To be done: In the material below, find each line holding the string "text" and copy it.

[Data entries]
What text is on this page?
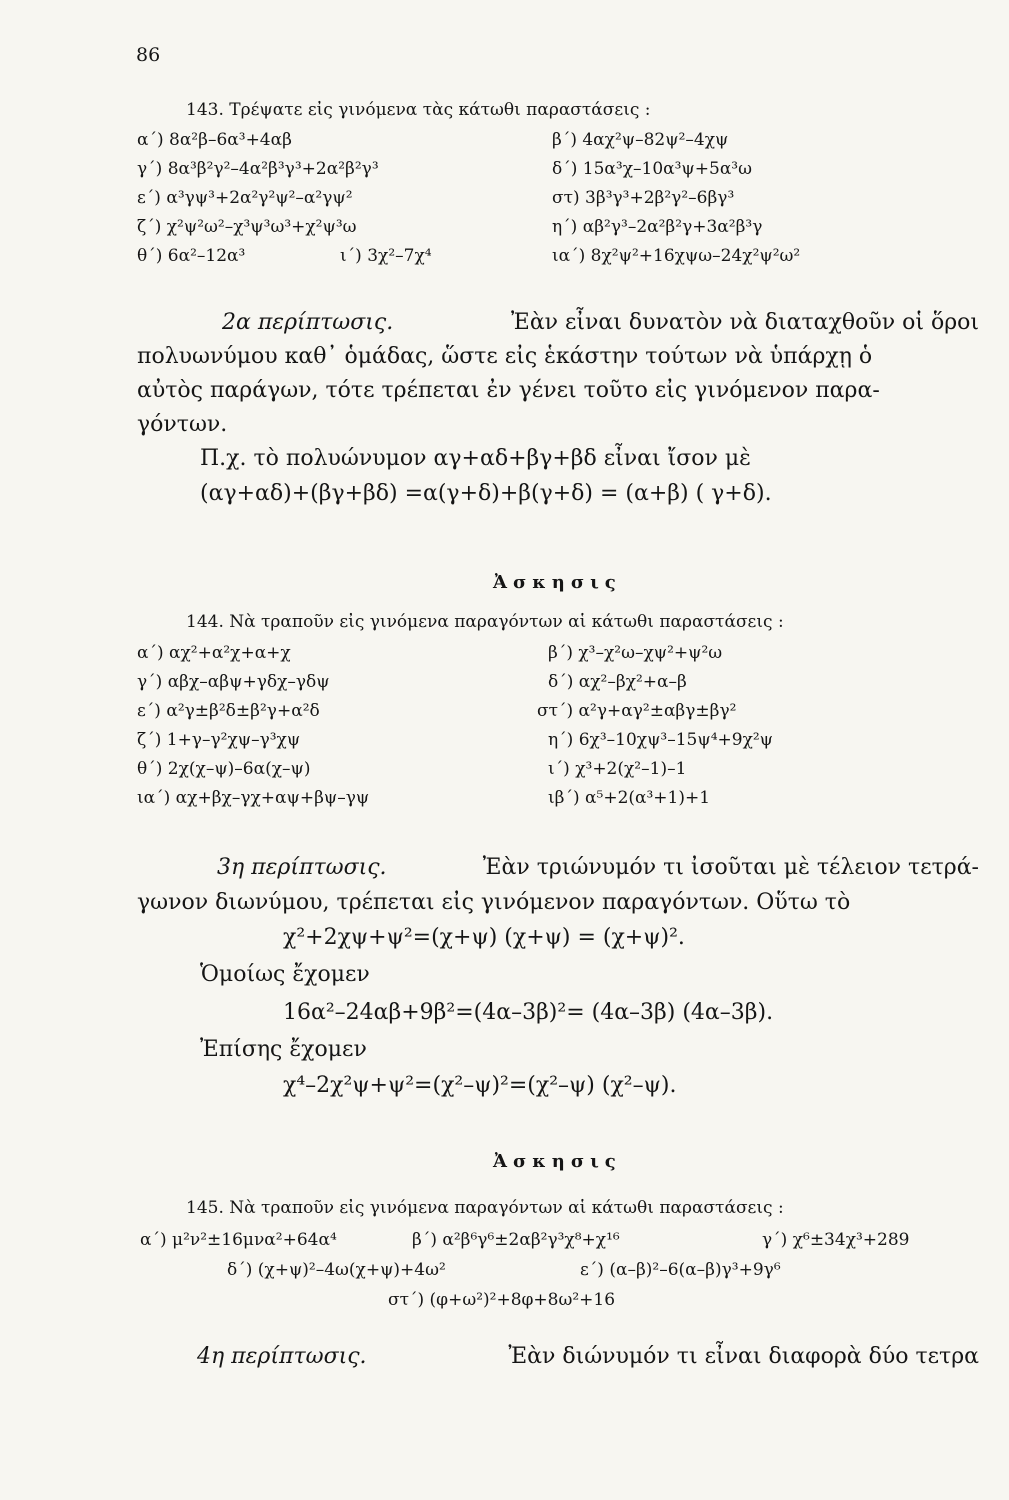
86
143. Τρέψατε εἰς γινόμενα τὰς κάτωθι παραστάσεις :
α΄) 8α²β–6α³+4αβ	β΄) 4αχ²ψ–82ψ²–4χψ
γ΄) 8α³β²γ²–4α²β³γ³+2α²β²γ³	δ΄) 15α³χ–10α³ψ+5α³ω
ε΄) α³γψ³+2α²γ²ψ²–α²γψ²	στ) 3β³γ³+2β²γ²–6βγ³
ζ΄) χ²ψ²ω²–χ³ψ³ω³+χ²ψ³ω	η΄) αβ²γ³–2α²β²γ+3α²β³γ
θ΄) 6α²–12α³	ι΄) 3χ²–7χ⁴	ια΄) 8χ²ψ²+16χψω–24χ²ψ²ω²
2α περίπτωσις.	Ἐὰν εἶναι δυνατὸν νὰ διαταχθοῦν οἱ ὅροι
πολυωνύμου καθ᾽ ὁμάδας, ὥστε εἰς ἑκάστην τούτων νὰ ὑπάρχῃ ὁ
αὐτὸς παράγων, τότε τρέπεται ἐν γένει τοῦτο εἰς γινόμενον παρα-
γόντων.
Π.χ. τὸ πολυώνυμον αγ+αδ+βγ+βδ εἶναι ἴσον μὲ
(αγ+αδ)+(βγ+βδ) =α(γ+δ)+β(γ+δ) = (α+β) ( γ+δ).
Ἀσκησις
144. Νὰ τραποῦν εἰς γινόμενα παραγόντων αἱ κάτωθι παραστάσεις :
α΄) αχ²+α²χ+α+χ	β΄) χ³–χ²ω–χψ²+ψ²ω
γ΄) αβχ–αβψ+γδχ–γδψ	δ΄) αχ²–βχ²+α–β
ε΄) α²γ±β²δ±β²γ+α²δ	στ΄) α²γ+αγ²±αβγ±βγ²
ζ΄) 1+γ–γ²χψ–γ³χψ	η΄) 6χ³–10χψ³–15ψ⁴+9χ²ψ
θ΄) 2χ(χ–ψ)–6α(χ–ψ)	ι΄) χ³+2(χ²–1)–1
ια΄) αχ+βχ–γχ+αψ+βψ–γψ	ιβ΄) α⁵+2(α³+1)+1
3η περίπτωσις.	Ἐὰν τριώνυμόν τι ἰσοῦται μὲ τέλειον τετρά-
γωνον διωνύμου, τρέπεται εἰς γινόμενον παραγόντων. Οὕτω τὸ
χ²+2χψ+ψ²=(χ+ψ) (χ+ψ) = (χ+ψ)².
Ὁμοίως ἔχομεν
16α²–24αβ+9β²=(4α–3β)²= (4α–3β) (4α–3β).
Ἐπίσης ἔχομεν
χ⁴–2χ²ψ+ψ²=(χ²–ψ)²=(χ²–ψ) (χ²–ψ).
Ἀσκησις
145. Νὰ τραποῦν εἰς γινόμενα παραγόντων αἱ κάτωθι παραστάσεις :
α΄) μ²ν²±16μνα²+64α⁴	β΄) α²β⁶γ⁶±2αβ²γ³χ⁸+χ¹⁶	γ΄) χ⁶±34χ³+289
δ΄) (χ+ψ)²–4ω(χ+ψ)+4ω²	ε΄) (α–β)²–6(α–β)γ³+9γ⁶
στ΄) (φ+ω²)²+8φ+8ω²+16
4η περίπτωσις.	Ἐὰν διώνυμόν τι εἶναι διαφορὰ δύο τετρα
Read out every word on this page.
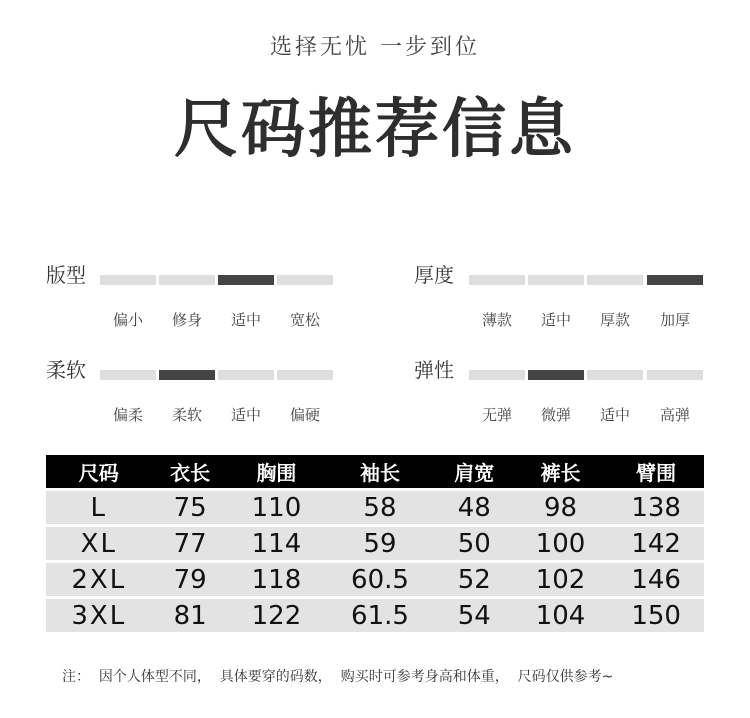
选择无忧 一步到位
尺码推荐信息
版型
偏小	修身	适中	宽松
厚度
薄款	适中	厚款	加厚
柔软
偏柔	柔软	适中	偏硬
弹性
无弹	微弹	适中	高弹
尺码	衣长	胸围	袖长	肩宽	裤长	臂围
L	75	110	58	48	98	138
XL	77	114	59	50	100	142
2XL	79	118	60.5	52	102	146
3XL	81	122	61.5	54	104	150
注：  因个人体型不同，  具体要穿的码数，  购买时可参考身高和体重，  尺码仅供参考~
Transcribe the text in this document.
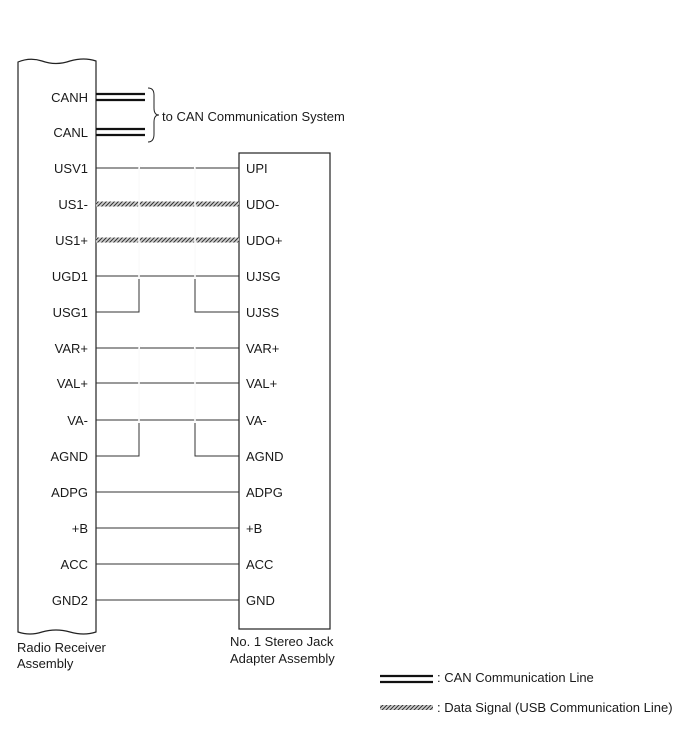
to CAN Communication System
: CAN Communication Line
: Data Signal (USB Communication Line)
Radio Receiver
Assembly
No. 1 Stereo Jack
Adapter Assembly
CANH
CANL
USV1
US1-
US1+
UGD1
USG1
VAR+
VAL+
VA-
AGND
ADPG
+B
ACC
GND2
UPI
UDO-
UDO+
UJSG
UJSS
VAR+
VAL+
VA-
AGND
ADPG
+B
ACC
GND
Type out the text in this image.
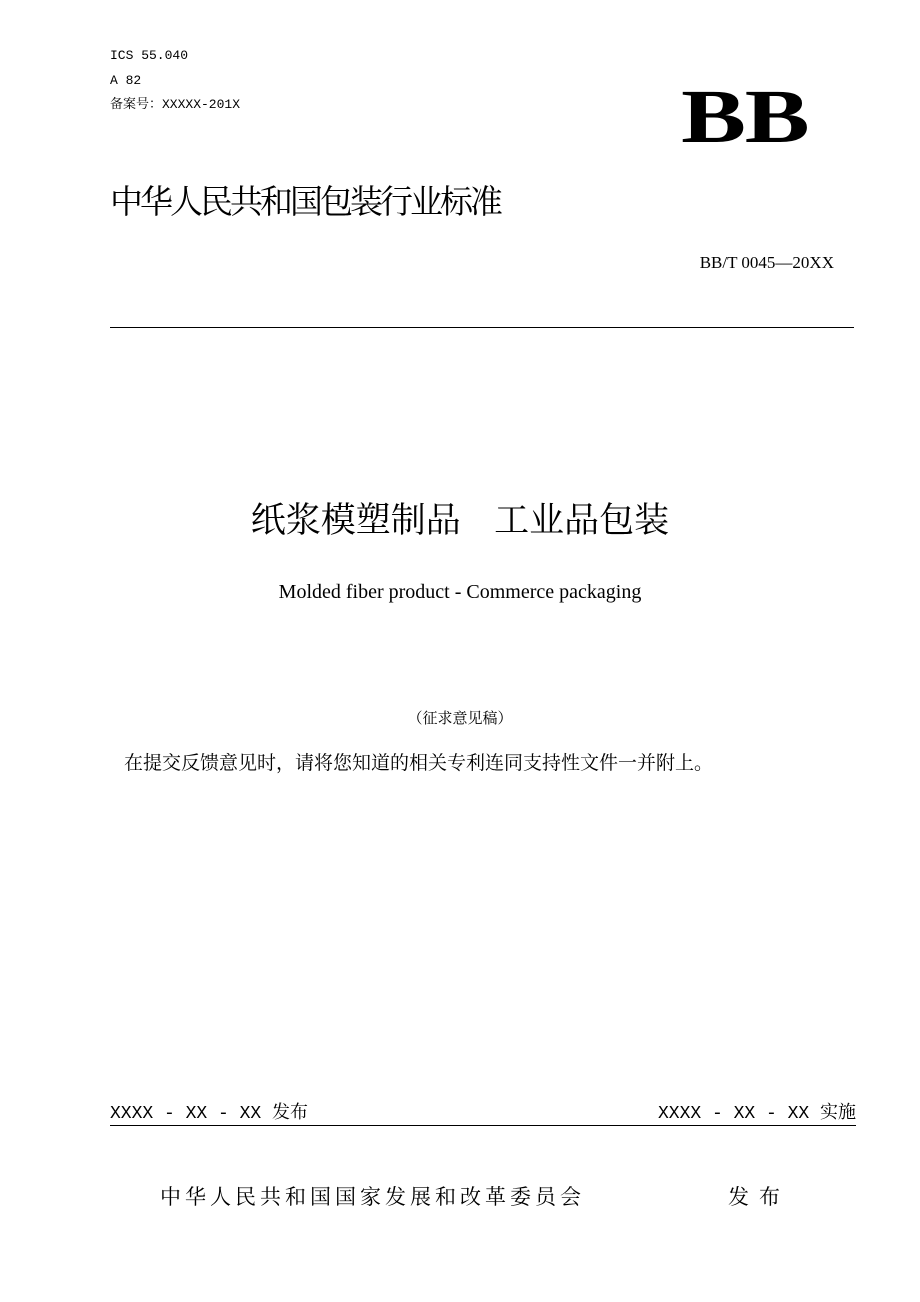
ICS 55.040
A 82
备案号：XXXXX-201X	BB
中华人民共和国包装行业标准
BB/T 0045—20XX
纸浆模塑制品   工业品包装
Molded fiber product - Commerce packaging
（征求意见稿）
在提交反馈意见时，请将您知道的相关专利连同支持性文件一并附上。
XXXX - XX - XX 发布	XXXX - XX - XX 实施
中华人民共和国国家发展和改革委员会	发布
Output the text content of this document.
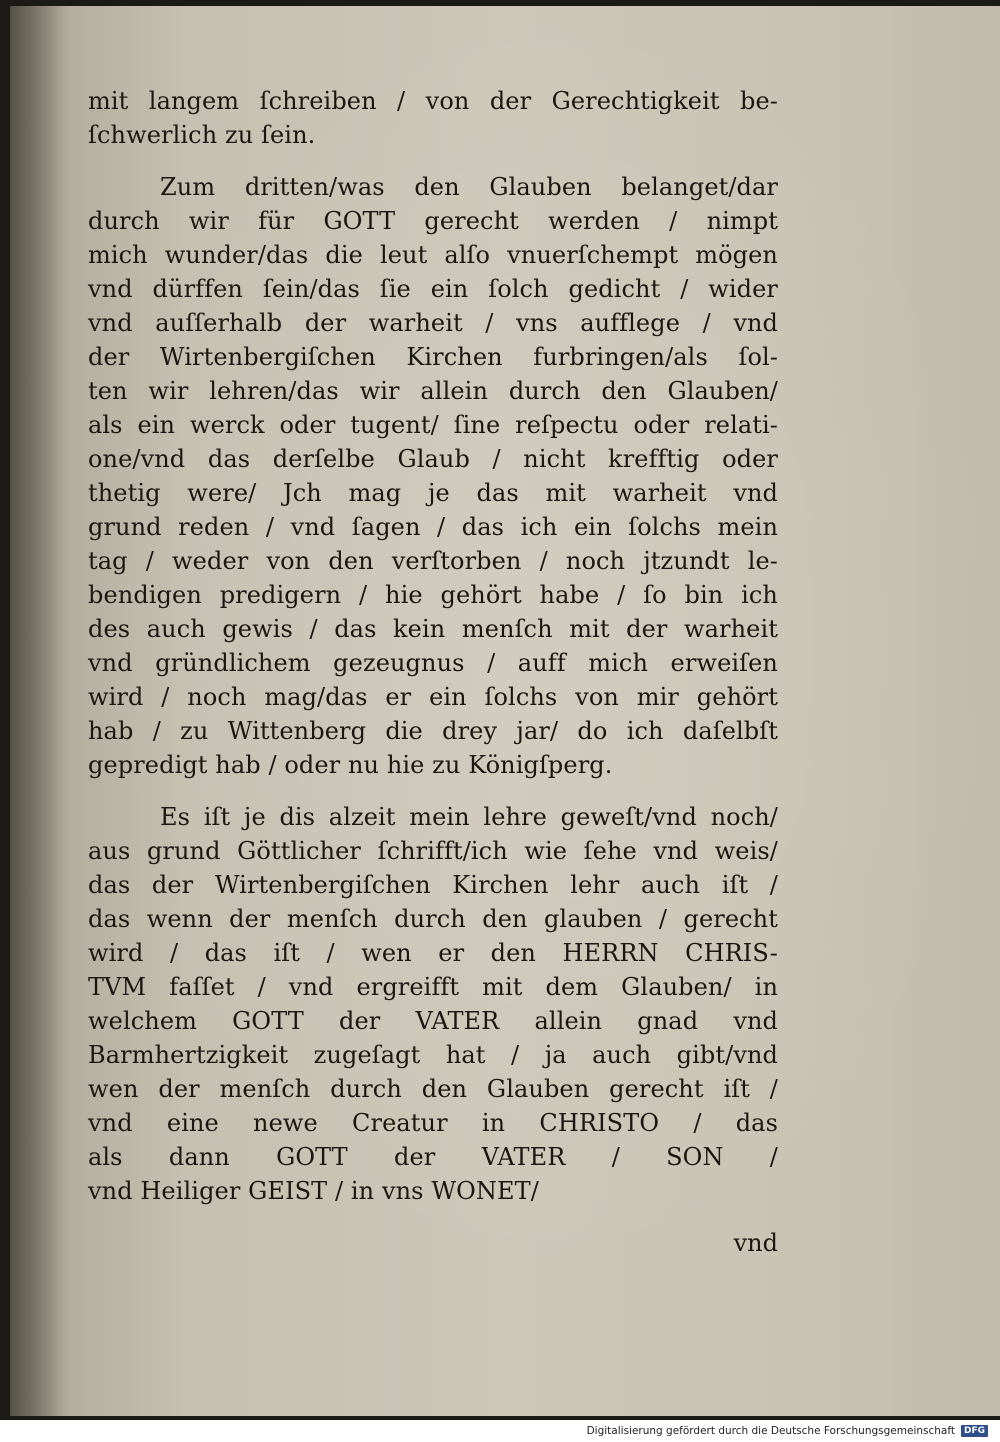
mit langem ſchreiben / von der Gerechtigkeit be-
ſchwerlich zu ſein.
Zum dritten/was den Glauben belanget/dar
durch wir für GOTT gerecht werden / nimpt
mich wunder/das die leut alſo vnuerſchempt mögen
vnd dürffen ſein/das ſie ein ſolch gedicht / wider
vnd auſſerhalb der warheit / vns aufflege / vnd
der Wirtenbergiſchen Kirchen furbringen/als ſol-
ten wir lehren/das wir allein durch den Glauben/
als ein werck oder tugent/ ſine reſpectu oder relati-
one/vnd das derſelbe Glaub / nicht krefftig oder
thetig were/ Jch mag je das mit warheit vnd
grund reden / vnd ſagen / das ich ein ſolchs mein
tag / weder von den verſtorben / noch jtzundt le-
bendigen predigern / hie gehört habe / ſo bin ich
des auch gewis / das kein menſch mit der warheit
vnd gründlichem gezeugnus / auff mich erweiſen
wird / noch mag/das er ein ſolchs von mir gehört
hab / zu Wittenberg die drey jar/ do ich daſelbſt
gepredigt hab / oder nu hie zu Königſperg.
Es iſt je dis alzeit mein lehre geweſt/vnd noch/
aus grund Göttlicher ſchrifft/ich wie ſehe vnd weis/
das der Wirtenbergiſchen Kirchen lehr auch iſt /
das wenn der menſch durch den glauben / gerecht
wird / das iſt / wen er den HERRN CHRIS-
TVM faſſet / vnd ergreifft mit dem Glauben/ in
welchem GOTT der VATER allein gnad vnd
Barmhertzigkeit zugeſagt hat / ja auch gibt/vnd
wen der menſch durch den Glauben gerecht iſt /
vnd eine newe Creatur in CHRISTO / das
als dann GOTT der VATER / SON /
vnd Heiliger GEIST / in vns WONET/
vnd
Digitalisierung gefördert durch die Deutsche Forschungsgemeinschaft	DFG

Task result:
What text is on this page?
Transcribe the text in this document.
Type out the text in this image.
Output the text content of this document.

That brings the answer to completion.